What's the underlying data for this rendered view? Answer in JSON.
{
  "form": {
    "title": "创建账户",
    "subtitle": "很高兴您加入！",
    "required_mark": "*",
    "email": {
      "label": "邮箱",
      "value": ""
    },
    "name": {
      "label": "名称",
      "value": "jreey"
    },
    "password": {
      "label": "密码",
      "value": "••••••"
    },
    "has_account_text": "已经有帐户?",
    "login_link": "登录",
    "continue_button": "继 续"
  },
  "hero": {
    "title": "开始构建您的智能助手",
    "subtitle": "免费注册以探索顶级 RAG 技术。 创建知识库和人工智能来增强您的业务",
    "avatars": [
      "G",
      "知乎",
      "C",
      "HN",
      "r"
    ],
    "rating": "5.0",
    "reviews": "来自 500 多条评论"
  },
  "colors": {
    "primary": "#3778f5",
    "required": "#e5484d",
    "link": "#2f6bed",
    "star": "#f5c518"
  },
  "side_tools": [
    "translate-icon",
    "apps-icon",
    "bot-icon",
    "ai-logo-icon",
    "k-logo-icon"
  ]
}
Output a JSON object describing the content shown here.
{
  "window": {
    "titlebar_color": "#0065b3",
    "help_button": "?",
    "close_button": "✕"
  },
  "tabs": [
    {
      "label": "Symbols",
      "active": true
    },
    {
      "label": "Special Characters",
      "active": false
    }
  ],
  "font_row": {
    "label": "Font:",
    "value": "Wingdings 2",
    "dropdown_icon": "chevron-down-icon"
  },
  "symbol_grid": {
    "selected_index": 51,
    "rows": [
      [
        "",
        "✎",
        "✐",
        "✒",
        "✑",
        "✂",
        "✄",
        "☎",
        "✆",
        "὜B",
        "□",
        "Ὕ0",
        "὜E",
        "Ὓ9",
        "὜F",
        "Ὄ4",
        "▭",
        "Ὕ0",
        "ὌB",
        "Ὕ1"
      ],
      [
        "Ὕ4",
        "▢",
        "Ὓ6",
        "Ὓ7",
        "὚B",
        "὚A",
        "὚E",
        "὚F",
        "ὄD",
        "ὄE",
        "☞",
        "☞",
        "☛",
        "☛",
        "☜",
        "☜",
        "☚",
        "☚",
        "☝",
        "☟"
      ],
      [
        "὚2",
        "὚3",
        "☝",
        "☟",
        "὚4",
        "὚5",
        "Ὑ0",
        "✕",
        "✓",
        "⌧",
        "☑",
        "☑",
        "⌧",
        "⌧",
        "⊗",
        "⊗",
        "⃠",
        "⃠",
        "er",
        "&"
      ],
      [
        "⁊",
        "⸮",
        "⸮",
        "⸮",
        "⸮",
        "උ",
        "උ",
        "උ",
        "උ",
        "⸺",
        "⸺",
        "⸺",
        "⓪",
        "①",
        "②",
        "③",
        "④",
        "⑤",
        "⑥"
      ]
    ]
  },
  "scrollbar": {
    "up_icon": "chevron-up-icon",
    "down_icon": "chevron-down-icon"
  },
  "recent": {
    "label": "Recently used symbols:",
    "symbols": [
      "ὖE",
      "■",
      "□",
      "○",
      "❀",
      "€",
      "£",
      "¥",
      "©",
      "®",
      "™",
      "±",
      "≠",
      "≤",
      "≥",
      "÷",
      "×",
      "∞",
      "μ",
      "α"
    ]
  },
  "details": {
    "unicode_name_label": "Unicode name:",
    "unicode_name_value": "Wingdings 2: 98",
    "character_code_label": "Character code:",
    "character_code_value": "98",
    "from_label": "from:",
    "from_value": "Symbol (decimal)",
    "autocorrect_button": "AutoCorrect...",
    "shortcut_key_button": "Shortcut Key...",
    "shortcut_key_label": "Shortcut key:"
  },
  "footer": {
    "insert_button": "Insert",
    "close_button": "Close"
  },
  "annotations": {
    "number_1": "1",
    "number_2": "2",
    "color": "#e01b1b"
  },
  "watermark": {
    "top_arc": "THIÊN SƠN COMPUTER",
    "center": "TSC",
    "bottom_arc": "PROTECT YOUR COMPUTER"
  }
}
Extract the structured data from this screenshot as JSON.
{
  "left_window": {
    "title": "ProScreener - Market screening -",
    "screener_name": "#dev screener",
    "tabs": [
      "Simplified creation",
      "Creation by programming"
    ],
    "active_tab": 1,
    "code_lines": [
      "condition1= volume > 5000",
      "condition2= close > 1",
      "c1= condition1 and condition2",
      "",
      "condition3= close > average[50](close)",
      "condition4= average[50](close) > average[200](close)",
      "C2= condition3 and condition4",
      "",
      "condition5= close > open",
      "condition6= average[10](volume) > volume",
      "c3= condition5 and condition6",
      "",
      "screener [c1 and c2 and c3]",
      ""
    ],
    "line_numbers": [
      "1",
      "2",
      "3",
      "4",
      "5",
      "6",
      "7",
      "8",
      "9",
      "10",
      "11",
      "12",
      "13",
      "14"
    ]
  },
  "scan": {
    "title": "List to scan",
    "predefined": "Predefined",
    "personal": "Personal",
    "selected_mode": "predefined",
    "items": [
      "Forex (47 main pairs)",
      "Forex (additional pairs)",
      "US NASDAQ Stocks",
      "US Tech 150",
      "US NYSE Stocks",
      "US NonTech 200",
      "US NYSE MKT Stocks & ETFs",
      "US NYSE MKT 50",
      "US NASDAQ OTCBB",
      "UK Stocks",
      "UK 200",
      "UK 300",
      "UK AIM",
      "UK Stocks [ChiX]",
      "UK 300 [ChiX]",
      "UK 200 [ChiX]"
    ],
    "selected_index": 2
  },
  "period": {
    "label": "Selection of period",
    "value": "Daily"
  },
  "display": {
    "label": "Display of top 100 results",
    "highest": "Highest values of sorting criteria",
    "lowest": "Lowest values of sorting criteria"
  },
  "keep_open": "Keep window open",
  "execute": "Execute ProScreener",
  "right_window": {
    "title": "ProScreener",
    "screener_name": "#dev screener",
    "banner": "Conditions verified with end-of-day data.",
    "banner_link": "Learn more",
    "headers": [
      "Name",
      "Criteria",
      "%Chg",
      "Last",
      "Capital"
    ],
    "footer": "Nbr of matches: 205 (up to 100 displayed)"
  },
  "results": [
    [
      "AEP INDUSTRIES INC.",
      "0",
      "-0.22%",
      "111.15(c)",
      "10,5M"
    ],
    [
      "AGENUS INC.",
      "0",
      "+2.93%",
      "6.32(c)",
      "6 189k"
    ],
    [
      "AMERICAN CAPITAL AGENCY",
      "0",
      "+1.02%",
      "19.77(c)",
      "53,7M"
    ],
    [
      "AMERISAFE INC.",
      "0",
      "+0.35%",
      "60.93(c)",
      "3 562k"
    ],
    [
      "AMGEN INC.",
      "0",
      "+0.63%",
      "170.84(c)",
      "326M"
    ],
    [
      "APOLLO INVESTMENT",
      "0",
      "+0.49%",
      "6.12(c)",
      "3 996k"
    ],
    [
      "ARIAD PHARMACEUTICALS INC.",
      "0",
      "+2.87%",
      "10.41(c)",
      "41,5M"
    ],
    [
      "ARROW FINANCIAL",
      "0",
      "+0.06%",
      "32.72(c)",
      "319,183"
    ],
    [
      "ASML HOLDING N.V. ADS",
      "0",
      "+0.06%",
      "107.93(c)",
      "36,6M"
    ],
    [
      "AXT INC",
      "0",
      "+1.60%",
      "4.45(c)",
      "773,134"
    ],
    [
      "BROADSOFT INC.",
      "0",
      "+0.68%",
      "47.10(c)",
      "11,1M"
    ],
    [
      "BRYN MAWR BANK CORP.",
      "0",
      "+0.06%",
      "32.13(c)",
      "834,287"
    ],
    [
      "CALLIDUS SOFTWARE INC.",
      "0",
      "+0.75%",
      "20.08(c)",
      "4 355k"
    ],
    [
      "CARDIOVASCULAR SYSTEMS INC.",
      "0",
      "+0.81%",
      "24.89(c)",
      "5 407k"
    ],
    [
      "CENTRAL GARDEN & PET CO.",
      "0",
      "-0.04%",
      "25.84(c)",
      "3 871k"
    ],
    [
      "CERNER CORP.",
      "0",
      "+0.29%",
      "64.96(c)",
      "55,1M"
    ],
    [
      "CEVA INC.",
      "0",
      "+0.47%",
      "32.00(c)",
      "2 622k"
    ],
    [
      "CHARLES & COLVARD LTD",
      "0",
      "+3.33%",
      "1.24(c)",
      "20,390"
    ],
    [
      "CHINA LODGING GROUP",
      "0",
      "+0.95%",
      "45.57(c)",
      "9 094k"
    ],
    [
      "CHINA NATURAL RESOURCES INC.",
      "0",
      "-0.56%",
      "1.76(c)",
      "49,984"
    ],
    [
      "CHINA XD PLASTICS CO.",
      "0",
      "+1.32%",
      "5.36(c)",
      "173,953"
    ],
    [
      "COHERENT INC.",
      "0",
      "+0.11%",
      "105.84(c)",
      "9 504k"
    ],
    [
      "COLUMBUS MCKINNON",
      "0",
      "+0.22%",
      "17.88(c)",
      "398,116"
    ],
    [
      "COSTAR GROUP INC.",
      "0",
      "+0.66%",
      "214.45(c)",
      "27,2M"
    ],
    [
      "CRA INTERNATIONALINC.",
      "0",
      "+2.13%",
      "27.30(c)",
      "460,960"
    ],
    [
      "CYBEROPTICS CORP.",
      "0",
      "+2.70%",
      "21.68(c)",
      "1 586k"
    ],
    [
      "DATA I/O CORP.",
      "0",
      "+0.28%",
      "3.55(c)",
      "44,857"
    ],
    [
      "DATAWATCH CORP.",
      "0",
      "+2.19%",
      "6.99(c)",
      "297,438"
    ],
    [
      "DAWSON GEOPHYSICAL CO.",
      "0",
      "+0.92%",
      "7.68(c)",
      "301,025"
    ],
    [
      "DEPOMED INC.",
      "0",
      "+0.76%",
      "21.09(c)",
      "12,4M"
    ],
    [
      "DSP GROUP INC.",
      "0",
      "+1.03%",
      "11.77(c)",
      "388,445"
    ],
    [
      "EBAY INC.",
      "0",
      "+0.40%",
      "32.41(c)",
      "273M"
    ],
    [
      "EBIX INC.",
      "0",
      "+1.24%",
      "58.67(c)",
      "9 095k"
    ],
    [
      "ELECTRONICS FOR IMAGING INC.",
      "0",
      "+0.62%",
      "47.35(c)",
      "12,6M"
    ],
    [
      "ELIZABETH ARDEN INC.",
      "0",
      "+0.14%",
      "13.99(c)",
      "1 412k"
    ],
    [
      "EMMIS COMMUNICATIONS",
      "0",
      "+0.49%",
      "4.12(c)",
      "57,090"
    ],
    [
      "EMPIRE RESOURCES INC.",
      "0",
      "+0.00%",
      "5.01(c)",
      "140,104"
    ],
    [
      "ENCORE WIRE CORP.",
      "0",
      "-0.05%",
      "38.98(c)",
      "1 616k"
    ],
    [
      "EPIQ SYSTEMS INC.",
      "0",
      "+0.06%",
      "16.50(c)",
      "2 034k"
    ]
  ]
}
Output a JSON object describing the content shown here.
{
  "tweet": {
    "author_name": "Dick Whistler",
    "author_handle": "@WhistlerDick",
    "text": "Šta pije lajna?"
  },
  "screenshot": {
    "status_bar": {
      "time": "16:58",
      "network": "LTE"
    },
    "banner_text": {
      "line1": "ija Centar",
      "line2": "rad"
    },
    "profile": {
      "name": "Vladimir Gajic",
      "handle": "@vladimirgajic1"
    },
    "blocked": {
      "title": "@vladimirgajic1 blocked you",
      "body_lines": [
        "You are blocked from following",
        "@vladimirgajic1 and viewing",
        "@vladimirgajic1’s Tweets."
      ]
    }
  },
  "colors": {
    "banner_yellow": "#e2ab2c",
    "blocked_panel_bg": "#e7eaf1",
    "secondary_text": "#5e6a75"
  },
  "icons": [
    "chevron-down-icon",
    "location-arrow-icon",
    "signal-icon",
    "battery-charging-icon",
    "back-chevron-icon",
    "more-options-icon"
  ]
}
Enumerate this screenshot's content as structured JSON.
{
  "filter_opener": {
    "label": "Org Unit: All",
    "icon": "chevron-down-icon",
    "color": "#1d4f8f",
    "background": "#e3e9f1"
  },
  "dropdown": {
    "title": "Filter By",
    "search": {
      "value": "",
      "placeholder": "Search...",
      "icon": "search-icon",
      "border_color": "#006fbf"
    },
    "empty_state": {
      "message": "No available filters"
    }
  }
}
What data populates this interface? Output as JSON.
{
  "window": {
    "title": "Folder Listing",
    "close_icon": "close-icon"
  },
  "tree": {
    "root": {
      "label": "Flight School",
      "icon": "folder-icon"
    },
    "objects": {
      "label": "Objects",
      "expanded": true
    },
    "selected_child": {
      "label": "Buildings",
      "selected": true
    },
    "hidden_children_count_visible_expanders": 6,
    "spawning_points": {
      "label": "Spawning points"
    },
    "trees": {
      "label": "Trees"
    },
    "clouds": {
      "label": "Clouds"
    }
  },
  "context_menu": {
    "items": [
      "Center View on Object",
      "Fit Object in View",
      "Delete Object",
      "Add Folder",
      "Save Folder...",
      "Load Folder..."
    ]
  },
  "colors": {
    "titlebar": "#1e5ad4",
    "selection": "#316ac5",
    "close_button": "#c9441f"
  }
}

> **Goal**:
Using the records above, please retype only the run of lines from the line holding "What data populates" through the last line, both ends included.

> **Problem solution**:
What data populates this interface? Output as JSON.
{
  "window": {
    "title": "Folder Listing",
    "close_icon": "close-icon"
  },
  "tree": {
    "root": {
      "label": "Flight School",
      "icon": "folder-icon"
    },
    "objects": {
      "label": "Objects",
      "expanded": true
    },
    "selected_child": {
      "label": "Buildings",
      "selected": true
    },
    "hidden_children_count_visible_expanders": 6,
    "spawning_points": {
      "label": "Spawning points"
    },
    "trees": {
      "label": "Trees"
    },
    "clouds": {
      "label": "Clouds"
    }
  },
  "context_menu": {
    "items": [
      "Center View on Object",
      "Fit Object in View",
      "Delete Object",
      "Add Folder",
      "Save Folder...",
      "Load Folder..."
    ]
  },
  "colors": {
    "titlebar": "#1e5ad4",
    "selection": "#316ac5",
    "close_button": "#c9441f"
  }
}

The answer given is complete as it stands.